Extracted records

%%

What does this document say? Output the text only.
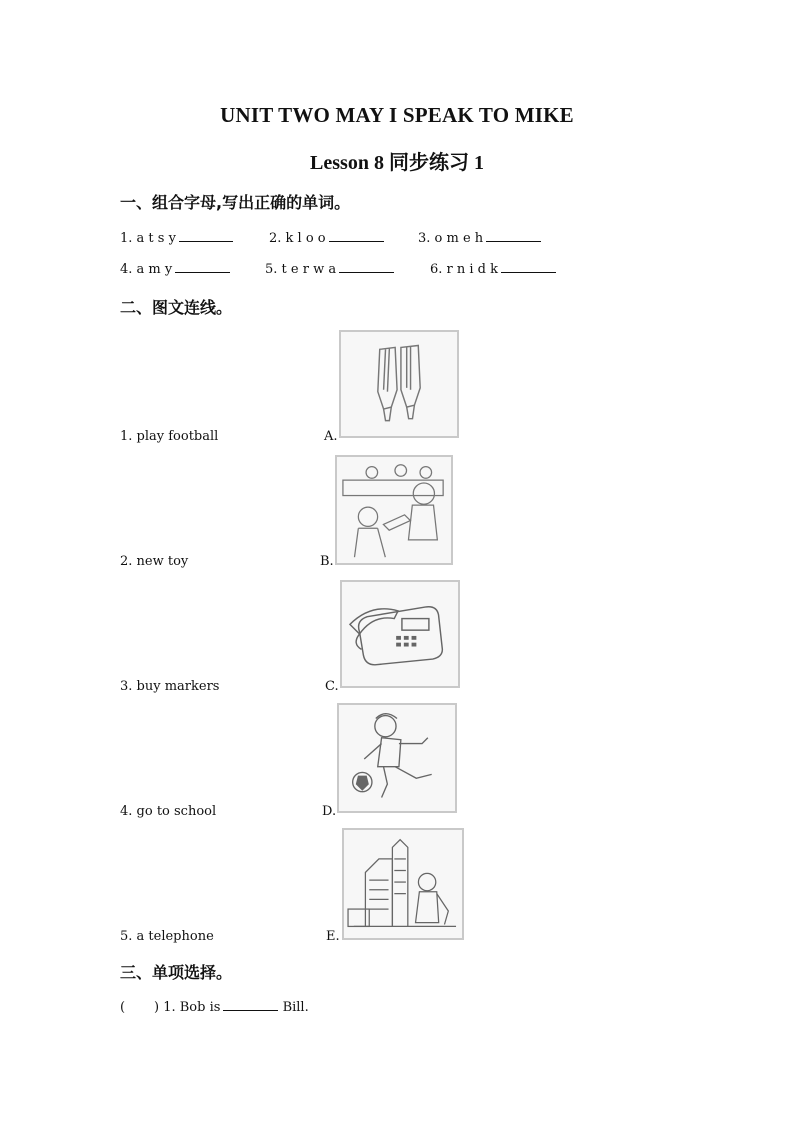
UNIT TWO MAY I SPEAK TO MIKE
Lesson 8 同步练习 1
一、组合字母,写出正确的单词。
1. a t s y	2. k l o o	3. o m e h
4. a m y	5. t e r w a	6. r n i d k
二、图文连线。
1. play football
2. new toy
3. buy markers
4. go to school
5. a telephone
A.
B.
C.
D.
E.
三、单项选择。
(       ) 1. Bob is	Bill.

%%

Each record above is to be restated exactly, with its pictures removed from the copy.

◆ **Full response**:
What does this document say? Output the text only.
UNIT TWO MAY I SPEAK TO MIKE
Lesson 8 同步练习 1
一、组合字母,写出正确的单词。
1. a t s y	2. k l o o	3. o m e h
4. a m y	5. t e r w a	6. r n i d k
二、图文连线。
1. play football
2. new toy
3. buy markers
4. go to school
5. a telephone
A.
B.
C.
D.
E.
三、单项选择。
(       ) 1. Bob is	Bill.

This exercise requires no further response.